┏━━

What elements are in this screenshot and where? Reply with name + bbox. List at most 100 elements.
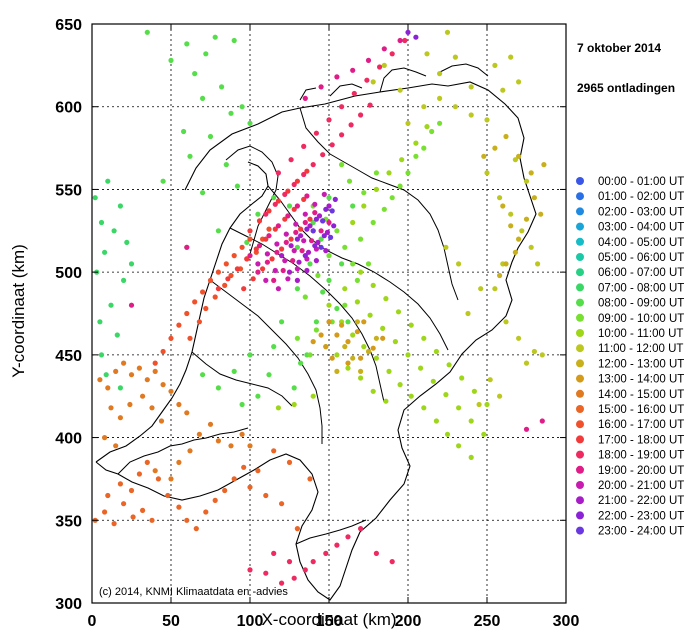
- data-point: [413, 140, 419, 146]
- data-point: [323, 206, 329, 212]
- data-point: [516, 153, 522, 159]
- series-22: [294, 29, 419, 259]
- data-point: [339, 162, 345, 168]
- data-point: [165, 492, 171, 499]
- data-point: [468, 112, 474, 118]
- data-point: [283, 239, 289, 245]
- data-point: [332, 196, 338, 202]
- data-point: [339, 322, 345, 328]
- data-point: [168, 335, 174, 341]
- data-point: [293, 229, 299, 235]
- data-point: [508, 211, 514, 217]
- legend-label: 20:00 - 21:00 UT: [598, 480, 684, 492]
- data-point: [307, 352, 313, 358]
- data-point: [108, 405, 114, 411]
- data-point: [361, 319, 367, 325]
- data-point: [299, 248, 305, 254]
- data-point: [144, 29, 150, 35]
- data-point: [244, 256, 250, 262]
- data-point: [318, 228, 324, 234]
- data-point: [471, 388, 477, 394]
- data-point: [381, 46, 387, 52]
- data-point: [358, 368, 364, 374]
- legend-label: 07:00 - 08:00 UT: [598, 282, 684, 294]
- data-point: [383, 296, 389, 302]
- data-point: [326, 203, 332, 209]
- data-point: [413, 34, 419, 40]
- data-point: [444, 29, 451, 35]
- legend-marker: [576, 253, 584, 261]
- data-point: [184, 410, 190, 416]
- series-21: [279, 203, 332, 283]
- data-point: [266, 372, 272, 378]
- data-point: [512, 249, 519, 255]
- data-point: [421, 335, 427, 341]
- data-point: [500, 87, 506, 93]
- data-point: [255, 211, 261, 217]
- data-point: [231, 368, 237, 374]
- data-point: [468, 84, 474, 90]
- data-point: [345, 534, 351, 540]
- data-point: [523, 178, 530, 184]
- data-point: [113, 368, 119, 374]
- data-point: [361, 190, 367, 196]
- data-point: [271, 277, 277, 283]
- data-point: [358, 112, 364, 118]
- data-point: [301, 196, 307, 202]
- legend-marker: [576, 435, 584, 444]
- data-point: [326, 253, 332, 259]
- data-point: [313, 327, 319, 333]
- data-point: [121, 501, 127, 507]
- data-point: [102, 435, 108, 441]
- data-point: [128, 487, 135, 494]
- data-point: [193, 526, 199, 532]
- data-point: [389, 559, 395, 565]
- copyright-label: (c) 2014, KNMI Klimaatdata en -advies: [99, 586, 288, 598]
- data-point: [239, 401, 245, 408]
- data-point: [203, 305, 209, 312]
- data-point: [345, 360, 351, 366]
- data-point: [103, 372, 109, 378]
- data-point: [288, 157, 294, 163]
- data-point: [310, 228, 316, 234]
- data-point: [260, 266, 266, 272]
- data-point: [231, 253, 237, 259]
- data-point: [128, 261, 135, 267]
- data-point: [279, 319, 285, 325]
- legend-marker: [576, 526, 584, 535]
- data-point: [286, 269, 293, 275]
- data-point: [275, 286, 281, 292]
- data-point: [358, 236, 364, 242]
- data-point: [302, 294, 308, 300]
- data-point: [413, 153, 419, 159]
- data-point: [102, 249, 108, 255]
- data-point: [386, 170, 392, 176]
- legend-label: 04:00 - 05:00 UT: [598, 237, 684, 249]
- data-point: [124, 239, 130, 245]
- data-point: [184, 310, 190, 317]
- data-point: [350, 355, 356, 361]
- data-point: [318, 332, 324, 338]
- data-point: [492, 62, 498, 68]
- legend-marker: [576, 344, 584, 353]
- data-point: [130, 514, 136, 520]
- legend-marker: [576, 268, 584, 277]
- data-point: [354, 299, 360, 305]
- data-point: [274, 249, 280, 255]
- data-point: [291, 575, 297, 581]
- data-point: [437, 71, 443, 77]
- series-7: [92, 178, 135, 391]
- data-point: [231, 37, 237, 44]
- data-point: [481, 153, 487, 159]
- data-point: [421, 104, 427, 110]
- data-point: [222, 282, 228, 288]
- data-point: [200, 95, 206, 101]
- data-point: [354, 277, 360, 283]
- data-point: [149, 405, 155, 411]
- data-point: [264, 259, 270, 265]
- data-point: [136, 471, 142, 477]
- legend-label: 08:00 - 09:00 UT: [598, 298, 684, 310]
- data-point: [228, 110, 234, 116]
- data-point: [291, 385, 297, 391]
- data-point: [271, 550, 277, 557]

┗━━
┏━━

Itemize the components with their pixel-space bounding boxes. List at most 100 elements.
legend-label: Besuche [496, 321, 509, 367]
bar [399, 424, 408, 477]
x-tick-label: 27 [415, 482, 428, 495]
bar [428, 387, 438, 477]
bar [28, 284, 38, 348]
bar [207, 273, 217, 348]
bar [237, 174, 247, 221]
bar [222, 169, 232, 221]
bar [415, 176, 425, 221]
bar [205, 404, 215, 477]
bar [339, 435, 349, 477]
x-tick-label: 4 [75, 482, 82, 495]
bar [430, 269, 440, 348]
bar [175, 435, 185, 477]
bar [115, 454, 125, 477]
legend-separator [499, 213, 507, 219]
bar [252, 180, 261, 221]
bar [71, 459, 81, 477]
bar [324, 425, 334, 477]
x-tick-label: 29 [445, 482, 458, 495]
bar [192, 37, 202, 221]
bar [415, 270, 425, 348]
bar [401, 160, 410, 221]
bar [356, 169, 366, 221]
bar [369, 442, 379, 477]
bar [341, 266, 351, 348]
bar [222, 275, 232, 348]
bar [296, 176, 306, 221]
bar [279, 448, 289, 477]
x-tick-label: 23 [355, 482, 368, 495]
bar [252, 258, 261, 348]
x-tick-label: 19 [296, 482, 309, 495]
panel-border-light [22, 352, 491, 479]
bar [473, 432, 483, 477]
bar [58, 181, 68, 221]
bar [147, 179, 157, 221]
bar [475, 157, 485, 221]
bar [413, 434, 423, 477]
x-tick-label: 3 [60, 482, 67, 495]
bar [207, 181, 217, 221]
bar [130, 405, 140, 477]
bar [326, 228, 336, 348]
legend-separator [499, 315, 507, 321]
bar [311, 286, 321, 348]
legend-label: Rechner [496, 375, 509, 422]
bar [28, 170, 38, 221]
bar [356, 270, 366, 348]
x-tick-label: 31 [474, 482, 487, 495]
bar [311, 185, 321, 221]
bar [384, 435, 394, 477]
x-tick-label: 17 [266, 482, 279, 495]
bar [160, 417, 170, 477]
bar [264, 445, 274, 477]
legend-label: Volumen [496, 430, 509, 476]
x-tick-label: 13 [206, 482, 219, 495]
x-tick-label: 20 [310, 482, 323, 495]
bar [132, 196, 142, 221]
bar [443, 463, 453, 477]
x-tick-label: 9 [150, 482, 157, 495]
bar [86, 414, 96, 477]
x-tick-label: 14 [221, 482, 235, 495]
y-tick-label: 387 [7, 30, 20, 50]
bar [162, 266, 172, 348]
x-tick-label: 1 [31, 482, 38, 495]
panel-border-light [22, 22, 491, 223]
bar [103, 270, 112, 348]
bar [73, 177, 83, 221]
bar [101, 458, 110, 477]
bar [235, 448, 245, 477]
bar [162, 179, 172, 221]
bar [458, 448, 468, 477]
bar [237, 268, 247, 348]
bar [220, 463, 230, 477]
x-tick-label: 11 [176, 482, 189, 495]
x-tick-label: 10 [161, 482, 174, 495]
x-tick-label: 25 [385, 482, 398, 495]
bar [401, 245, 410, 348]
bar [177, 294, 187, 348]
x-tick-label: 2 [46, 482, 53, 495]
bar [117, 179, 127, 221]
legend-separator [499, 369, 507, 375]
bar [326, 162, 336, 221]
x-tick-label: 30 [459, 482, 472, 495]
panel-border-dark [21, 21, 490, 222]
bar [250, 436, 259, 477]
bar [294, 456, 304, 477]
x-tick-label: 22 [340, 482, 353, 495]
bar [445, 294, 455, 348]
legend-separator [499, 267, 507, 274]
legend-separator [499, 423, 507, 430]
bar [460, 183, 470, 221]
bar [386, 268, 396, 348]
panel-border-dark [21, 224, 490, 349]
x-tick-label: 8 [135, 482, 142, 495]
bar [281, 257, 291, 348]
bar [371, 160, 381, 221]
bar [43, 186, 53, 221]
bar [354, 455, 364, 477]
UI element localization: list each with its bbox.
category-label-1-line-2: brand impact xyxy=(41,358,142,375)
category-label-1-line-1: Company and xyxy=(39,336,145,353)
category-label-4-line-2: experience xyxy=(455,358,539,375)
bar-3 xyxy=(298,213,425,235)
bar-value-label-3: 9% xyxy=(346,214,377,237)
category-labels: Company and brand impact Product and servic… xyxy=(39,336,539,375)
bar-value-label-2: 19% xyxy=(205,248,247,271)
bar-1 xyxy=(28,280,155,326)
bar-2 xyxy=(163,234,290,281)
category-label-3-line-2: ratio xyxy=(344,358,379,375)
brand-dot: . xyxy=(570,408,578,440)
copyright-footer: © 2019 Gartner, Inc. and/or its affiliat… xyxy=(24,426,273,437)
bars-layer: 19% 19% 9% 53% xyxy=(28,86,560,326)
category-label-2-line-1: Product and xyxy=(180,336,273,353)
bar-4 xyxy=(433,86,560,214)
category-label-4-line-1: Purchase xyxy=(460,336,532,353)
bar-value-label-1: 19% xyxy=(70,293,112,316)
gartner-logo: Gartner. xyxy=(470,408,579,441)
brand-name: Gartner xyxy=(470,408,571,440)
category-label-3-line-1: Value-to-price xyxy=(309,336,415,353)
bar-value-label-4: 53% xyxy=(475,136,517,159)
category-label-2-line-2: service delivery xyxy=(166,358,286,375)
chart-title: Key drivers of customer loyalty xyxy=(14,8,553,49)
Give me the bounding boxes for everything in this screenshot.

┗━━
┏━━

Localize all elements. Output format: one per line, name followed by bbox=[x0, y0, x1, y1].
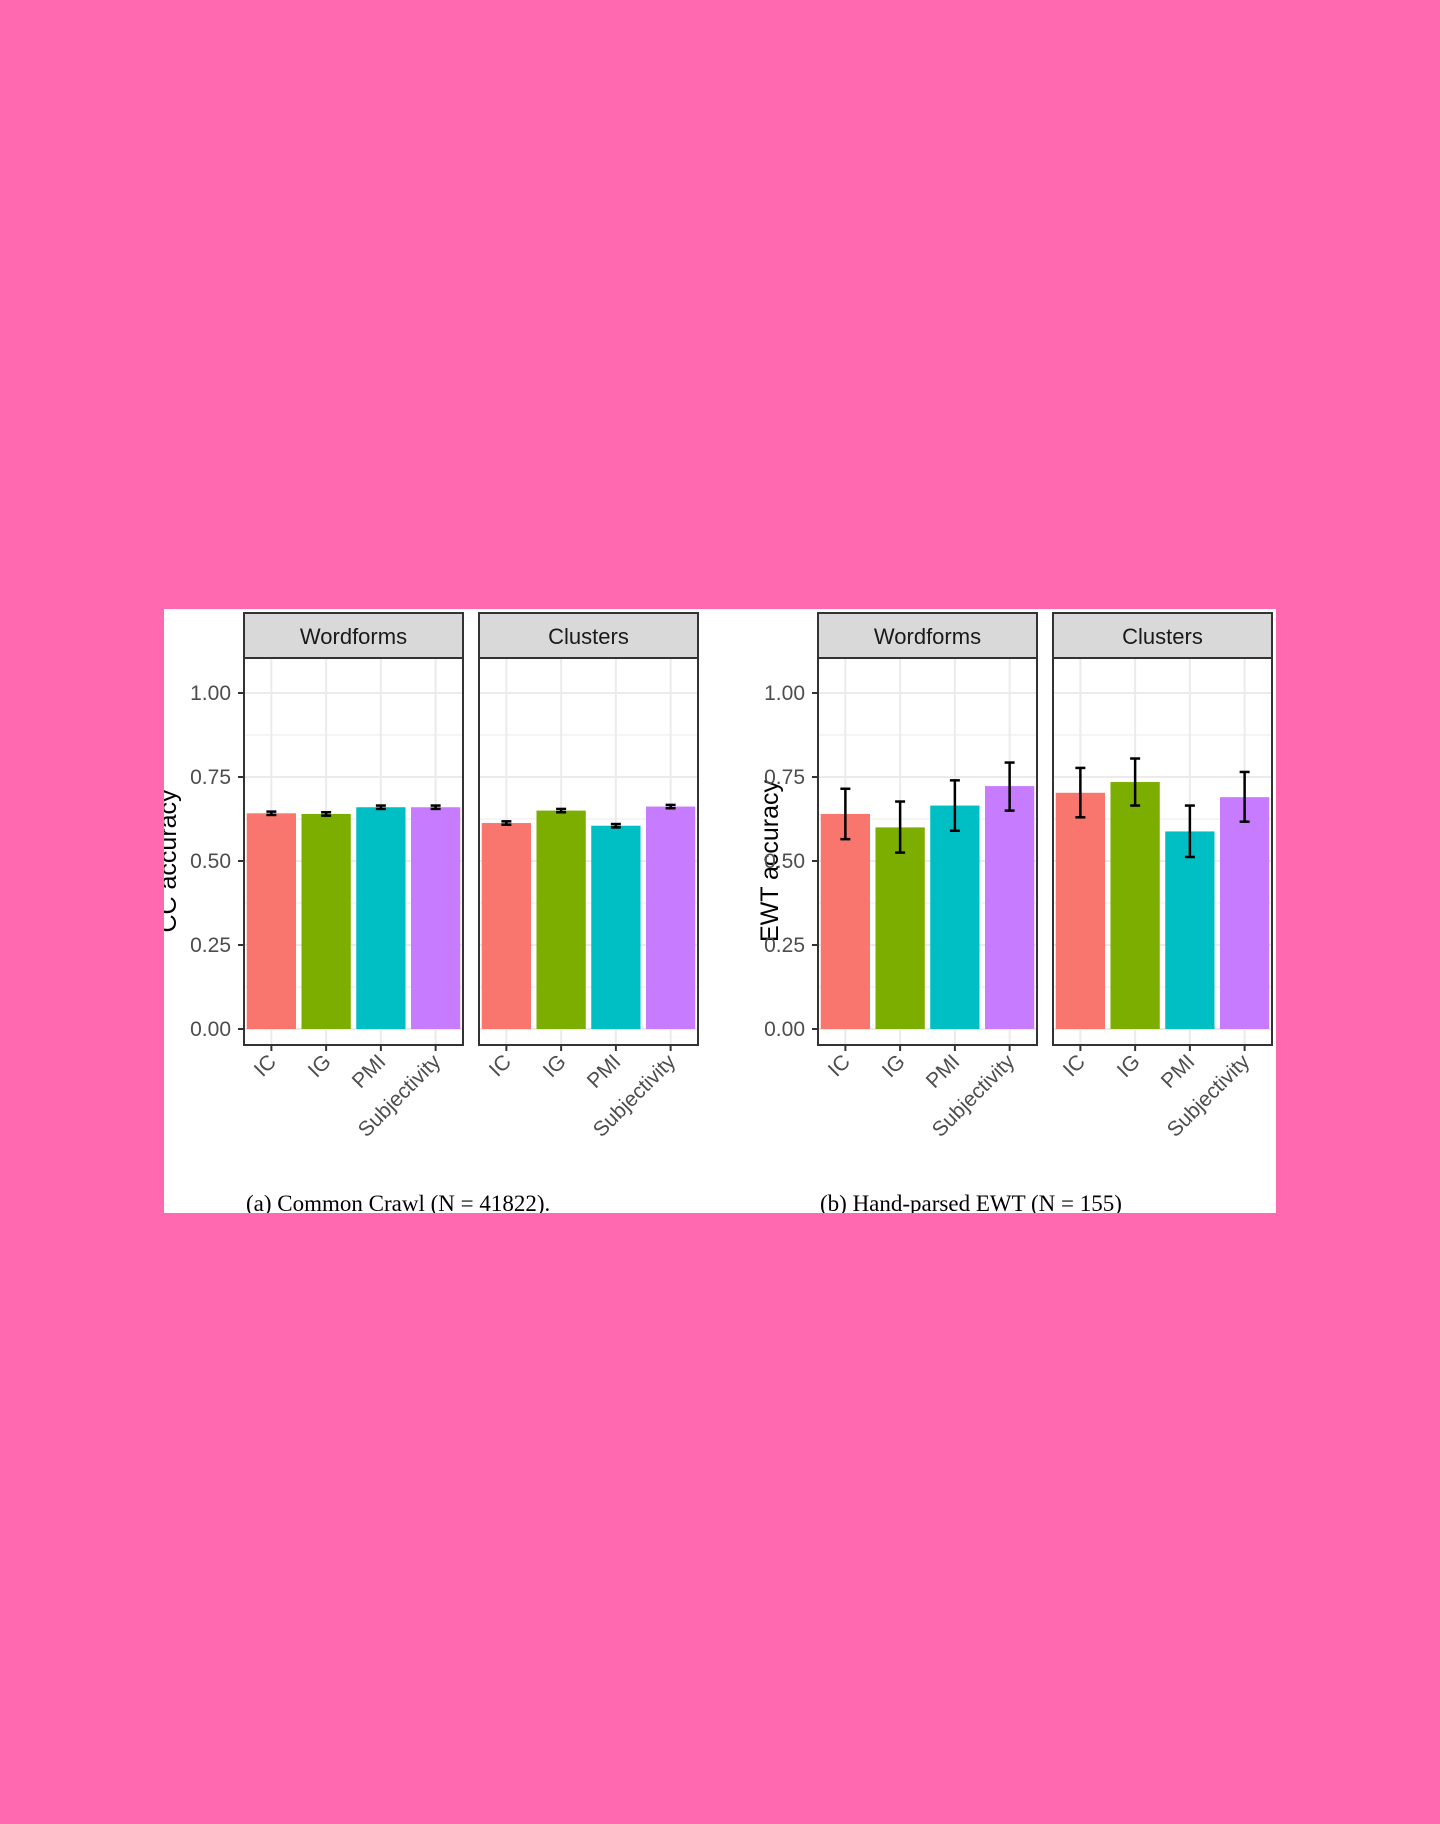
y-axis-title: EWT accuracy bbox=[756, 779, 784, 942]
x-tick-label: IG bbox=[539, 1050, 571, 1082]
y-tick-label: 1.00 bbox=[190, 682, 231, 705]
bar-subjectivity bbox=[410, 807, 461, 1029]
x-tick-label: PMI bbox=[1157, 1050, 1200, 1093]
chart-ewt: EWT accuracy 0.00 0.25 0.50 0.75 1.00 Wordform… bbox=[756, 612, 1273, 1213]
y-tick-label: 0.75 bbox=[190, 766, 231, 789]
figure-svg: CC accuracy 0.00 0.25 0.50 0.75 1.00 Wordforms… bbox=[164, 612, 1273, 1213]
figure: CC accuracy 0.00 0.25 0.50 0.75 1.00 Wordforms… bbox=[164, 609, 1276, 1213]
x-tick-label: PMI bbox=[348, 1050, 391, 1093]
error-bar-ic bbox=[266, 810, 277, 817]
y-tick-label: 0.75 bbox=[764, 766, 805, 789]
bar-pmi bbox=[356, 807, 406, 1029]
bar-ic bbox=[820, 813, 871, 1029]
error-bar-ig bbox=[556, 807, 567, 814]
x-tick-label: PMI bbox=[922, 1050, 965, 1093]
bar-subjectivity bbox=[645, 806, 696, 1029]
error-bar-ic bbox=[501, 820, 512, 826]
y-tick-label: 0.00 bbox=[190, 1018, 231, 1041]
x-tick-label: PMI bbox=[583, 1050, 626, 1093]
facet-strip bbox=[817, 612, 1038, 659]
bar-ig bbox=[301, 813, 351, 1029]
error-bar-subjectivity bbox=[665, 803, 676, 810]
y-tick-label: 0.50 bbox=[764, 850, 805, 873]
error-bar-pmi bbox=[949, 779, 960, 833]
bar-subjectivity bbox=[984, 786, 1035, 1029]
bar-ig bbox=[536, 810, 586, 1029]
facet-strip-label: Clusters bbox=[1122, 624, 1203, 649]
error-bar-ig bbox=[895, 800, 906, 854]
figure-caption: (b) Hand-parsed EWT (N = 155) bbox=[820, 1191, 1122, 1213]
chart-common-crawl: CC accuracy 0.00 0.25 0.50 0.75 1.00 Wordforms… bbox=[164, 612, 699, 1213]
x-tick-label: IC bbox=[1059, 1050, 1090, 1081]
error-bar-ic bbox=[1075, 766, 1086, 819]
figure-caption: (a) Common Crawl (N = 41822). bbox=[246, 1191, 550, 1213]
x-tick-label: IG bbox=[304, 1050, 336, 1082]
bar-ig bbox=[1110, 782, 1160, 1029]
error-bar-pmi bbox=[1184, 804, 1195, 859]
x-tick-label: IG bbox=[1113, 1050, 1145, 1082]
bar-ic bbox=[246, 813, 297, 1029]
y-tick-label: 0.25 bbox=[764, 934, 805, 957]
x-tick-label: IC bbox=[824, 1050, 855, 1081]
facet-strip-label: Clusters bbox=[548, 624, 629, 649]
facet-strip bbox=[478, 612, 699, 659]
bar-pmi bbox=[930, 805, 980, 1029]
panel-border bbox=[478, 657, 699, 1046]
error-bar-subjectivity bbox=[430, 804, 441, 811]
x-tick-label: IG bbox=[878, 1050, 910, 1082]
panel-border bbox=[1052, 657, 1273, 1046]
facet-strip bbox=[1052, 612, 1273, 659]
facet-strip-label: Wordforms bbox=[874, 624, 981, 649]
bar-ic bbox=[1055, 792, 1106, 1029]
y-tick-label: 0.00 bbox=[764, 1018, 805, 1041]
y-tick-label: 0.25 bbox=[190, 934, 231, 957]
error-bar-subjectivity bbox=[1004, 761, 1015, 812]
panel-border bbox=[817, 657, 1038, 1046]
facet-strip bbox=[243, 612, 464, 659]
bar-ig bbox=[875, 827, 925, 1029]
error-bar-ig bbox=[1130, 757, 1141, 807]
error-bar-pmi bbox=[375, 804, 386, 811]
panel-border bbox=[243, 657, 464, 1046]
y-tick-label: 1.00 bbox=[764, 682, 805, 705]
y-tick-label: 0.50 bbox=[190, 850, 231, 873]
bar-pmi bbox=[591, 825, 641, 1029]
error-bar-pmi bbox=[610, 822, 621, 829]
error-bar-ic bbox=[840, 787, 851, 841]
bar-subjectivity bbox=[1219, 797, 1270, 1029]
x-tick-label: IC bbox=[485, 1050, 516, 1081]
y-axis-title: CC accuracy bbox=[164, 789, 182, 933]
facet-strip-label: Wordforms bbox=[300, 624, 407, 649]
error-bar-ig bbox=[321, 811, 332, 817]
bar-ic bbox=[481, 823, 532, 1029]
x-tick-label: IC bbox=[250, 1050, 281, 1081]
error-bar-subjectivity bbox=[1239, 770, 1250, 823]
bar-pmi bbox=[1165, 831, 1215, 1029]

┗━━

**YOUR TASK**
Render the entries in Block 1, starting with the line with "- data-point: [413, 140, 419, 146]" and going on through the line with "- data-point: [307, 352, 313, 358]", as a JSON list of strings with one string per line and blank lines left out.

**EXERCISE ANSWER**
[
  "- data-point: [413, 140, 419, 146]",
  "- data-point: [323, 206, 329, 212]",
  "- data-point: [516, 153, 522, 159]",
  "- series-22: [294, 29, 419, 259]",
  "- data-point: [339, 162, 345, 168]",
  "- data-point: [165, 492, 171, 499]",
  "- data-point: [468, 112, 474, 118]",
  "- data-point: [283, 239, 289, 245]",
  "- data-point: [332, 196, 338, 202]",
  "- data-point: [339, 322, 345, 328]",
  "- data-point: [168, 335, 174, 341]",
  "- data-point: [293, 229, 299, 235]",
  "- data-point: [508, 211, 514, 217]",
  "- legend-label: 20:00 - 21:00 UT: [598, 480, 684, 492]",
  "- data-point: [307, 352, 313, 358]"
]